++++ Provided records

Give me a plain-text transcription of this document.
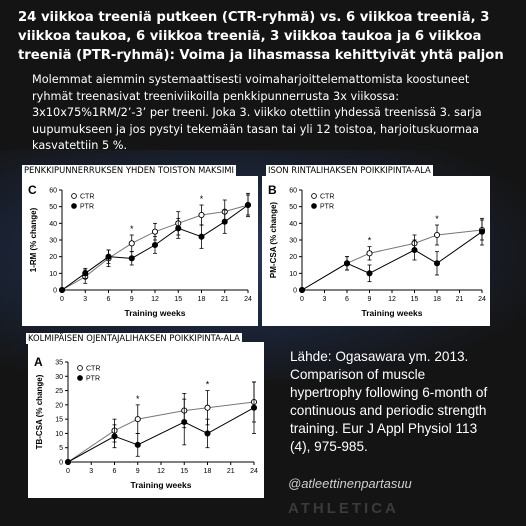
24 viikkoa treeniä putkeen (CTR-ryhmä) vs. 6 viikkoa treeniä, 3 viikkoa taukoa, 6 viikkoa treeniä, 3 viikkoa taukoa ja 6 viikkoa treeniä (PTR-ryhmä): Voima ja lihasmassa kehittyivät yhtä paljon
Molemmat aiemmin systemaattisesti voimaharjoittelemattomista koostuneet ryhmät treenasivat treeniviikoilla penkkipunnerrusta 3x viikossa: 3x10x75%1RM/2’-3’ per treeni. Joka 3. viikko otettiin yhdessä treenissä 3. sarja uupumukseen ja jos pystyi tekemään tasan tai yli 12 toistoa, harjoituskuormaa kasvatettiin 5 %.
0
10
20
30
40
50
60
0	3	6	9 12 15 18 21 24
Training weeks
1-RM (% change)
C
*
*
CTR
PTR
PENKKIPUNNERRUKSEN YHDEN TOISTON MAKSIMI
0
10
20
30
40
50
60
0	3	6	9 12 15 18 21 24
Training weeks
PM-CSA (% change)
B
*
*
CTR
PTR
ISON RINTALIHAKSEN POIKKIPINTA-ALA
0
5
10
15
20
25
30
35
0	3	6	9 12 15 18 21 24
Training weeks
TB-CSA (% change)
A
*
*
CTR
PTR
KOLMIPÄISEN OJENTAJALIHAKSEN POIKKIPINTA-ALA
Lähde: Ogasawara ym. 2013. Comparison of muscle hypertrophy following 6-month of continuous and periodic strength training. Eur J Appl Physiol 113 (4), 975-985.
@atleettinenpartasuu
ATHLETICA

++++++++

__Goal__
Give back all entries exactly. No pictures belong in the copy.

__The response__
Give me a plain-text transcription of this document.
24 viikkoa treeniä putkeen (CTR-ryhmä) vs. 6 viikkoa treeniä, 3 viikkoa taukoa, 6 viikkoa treeniä, 3 viikkoa taukoa ja 6 viikkoa treeniä (PTR-ryhmä): Voima ja lihasmassa kehittyivät yhtä paljon
Molemmat aiemmin systemaattisesti voimaharjoittelemattomista koostuneet ryhmät treenasivat treeniviikoilla penkkipunnerrusta 3x viikossa: 3x10x75%1RM/2’-3’ per treeni. Joka 3. viikko otettiin yhdessä treenissä 3. sarja uupumukseen ja jos pystyi tekemään tasan tai yli 12 toistoa, harjoituskuormaa kasvatettiin 5 %.
0
10
20
30
40
50
60
0	3	6	9 12 15 18 21 24
Training weeks
1-RM (% change)
C
*
*
CTR
PTR
PENKKIPUNNERRUKSEN YHDEN TOISTON MAKSIMI
0
10
20
30
40
50
60
0	3	6	9 12 15 18 21 24
Training weeks
PM-CSA (% change)
B
*
*
CTR
PTR
ISON RINTALIHAKSEN POIKKIPINTA-ALA
0
5
10
15
20
25
30
35
0	3	6	9 12 15 18 21 24
Training weeks
TB-CSA (% change)
A
*
*
CTR
PTR
KOLMIPÄISEN OJENTAJALIHAKSEN POIKKIPINTA-ALA
Lähde: Ogasawara ym. 2013. Comparison of muscle hypertrophy following 6-month of continuous and periodic strength training. Eur J Appl Physiol 113 (4), 975-985.
@atleettinenpartasuu
ATHLETICA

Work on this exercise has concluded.